### Problem details
Give nothing except the number of lines containing the word "name".

### Input records
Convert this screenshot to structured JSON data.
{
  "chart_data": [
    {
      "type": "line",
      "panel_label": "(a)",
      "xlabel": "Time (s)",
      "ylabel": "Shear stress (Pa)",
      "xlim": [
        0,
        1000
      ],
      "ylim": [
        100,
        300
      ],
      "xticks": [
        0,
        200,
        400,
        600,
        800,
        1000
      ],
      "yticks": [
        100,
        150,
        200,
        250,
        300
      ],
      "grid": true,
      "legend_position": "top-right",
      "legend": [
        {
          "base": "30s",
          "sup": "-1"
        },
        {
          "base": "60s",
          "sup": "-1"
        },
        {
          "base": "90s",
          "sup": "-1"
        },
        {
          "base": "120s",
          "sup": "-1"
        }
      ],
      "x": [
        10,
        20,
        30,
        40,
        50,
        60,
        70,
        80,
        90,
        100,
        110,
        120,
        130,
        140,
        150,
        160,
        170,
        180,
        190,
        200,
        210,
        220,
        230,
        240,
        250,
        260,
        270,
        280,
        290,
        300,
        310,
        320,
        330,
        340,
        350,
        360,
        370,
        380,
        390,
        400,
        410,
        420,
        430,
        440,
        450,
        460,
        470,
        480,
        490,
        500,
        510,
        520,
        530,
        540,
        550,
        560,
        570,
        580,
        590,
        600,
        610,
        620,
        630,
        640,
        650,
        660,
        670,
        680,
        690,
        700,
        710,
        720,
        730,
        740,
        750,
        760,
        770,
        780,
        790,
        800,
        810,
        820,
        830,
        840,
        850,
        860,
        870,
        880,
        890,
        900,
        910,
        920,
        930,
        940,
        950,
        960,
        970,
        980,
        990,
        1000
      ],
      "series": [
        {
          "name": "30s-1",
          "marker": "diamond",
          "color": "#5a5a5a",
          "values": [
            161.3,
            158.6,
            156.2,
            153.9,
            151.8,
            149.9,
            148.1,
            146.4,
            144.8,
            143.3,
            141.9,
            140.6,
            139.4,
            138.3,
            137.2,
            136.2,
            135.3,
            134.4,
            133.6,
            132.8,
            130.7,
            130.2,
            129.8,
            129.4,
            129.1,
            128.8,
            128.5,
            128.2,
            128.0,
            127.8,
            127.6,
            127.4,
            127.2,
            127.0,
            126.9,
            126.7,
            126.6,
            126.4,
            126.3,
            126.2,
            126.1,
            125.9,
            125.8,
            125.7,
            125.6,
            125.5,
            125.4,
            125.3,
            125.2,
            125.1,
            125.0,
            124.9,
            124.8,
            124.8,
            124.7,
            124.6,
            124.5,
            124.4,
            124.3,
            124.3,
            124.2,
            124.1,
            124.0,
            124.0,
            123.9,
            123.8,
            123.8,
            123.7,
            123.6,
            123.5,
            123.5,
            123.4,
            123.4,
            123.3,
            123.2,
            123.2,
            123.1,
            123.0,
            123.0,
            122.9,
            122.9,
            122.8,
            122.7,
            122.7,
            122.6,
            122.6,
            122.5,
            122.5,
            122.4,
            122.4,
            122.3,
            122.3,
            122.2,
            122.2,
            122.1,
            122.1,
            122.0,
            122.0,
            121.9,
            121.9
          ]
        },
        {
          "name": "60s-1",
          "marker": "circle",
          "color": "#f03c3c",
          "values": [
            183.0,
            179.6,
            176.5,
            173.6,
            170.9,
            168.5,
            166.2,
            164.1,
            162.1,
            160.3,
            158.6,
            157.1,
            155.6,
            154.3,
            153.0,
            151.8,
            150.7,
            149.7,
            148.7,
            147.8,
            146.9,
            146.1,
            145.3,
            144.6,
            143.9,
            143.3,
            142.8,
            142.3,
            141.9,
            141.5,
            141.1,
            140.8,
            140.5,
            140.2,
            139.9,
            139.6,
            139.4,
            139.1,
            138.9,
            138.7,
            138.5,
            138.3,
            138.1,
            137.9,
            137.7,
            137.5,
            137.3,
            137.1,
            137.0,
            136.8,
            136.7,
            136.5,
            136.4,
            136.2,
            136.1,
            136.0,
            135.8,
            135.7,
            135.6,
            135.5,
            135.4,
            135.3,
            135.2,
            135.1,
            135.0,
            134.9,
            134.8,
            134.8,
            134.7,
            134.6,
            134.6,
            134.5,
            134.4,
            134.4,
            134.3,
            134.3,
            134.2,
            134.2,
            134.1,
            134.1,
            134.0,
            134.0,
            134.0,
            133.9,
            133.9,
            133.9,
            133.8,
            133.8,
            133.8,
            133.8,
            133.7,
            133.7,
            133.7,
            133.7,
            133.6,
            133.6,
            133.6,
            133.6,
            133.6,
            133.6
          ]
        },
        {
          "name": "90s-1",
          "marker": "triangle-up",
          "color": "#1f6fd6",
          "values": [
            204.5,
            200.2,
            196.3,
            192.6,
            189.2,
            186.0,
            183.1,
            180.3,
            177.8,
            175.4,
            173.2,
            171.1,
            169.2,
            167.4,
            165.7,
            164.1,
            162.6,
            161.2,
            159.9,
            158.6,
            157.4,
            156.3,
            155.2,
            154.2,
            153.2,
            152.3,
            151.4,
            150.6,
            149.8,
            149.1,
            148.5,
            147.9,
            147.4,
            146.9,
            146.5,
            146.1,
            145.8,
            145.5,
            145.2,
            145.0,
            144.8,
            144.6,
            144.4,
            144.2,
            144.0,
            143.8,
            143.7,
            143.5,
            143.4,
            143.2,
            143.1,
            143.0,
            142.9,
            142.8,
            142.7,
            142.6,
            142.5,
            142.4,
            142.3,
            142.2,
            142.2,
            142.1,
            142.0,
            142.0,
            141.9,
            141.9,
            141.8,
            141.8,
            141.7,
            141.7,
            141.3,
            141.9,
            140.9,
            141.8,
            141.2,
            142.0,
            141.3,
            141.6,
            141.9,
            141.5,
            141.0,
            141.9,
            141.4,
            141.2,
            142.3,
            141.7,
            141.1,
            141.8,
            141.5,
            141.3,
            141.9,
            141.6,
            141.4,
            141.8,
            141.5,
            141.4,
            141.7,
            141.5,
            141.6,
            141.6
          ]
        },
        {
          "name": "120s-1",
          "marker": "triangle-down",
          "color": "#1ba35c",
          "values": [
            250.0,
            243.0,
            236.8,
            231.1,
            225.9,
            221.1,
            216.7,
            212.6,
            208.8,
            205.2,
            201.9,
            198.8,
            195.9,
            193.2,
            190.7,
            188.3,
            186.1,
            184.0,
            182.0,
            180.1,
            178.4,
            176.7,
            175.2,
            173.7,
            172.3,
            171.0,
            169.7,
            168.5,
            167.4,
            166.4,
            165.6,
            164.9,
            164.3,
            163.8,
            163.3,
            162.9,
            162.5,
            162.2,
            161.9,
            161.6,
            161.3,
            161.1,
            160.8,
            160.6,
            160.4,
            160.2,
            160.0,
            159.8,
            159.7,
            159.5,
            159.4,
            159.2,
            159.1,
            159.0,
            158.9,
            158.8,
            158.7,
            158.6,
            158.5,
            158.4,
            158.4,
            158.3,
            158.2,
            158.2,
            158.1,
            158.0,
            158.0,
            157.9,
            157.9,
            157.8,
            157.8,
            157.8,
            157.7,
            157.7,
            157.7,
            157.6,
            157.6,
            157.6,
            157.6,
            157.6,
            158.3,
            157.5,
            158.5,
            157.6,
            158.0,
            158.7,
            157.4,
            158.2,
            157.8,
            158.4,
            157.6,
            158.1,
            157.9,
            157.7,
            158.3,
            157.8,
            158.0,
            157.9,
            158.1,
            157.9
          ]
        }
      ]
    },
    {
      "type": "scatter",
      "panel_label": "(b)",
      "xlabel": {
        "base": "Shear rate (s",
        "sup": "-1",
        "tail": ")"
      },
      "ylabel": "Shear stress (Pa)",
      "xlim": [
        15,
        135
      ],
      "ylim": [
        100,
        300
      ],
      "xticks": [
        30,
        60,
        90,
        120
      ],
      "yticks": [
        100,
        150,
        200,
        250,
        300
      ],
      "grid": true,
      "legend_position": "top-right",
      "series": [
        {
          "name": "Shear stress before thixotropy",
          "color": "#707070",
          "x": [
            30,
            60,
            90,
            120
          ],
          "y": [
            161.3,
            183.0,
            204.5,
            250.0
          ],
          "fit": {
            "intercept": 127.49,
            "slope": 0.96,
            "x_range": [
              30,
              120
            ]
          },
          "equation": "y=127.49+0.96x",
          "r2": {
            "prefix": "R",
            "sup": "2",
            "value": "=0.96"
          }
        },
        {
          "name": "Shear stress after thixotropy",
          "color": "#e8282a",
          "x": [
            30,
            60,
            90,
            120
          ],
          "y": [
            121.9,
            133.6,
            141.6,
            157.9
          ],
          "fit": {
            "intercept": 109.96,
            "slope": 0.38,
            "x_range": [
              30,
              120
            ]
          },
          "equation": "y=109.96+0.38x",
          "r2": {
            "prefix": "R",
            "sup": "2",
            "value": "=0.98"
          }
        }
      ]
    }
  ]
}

### Final result
6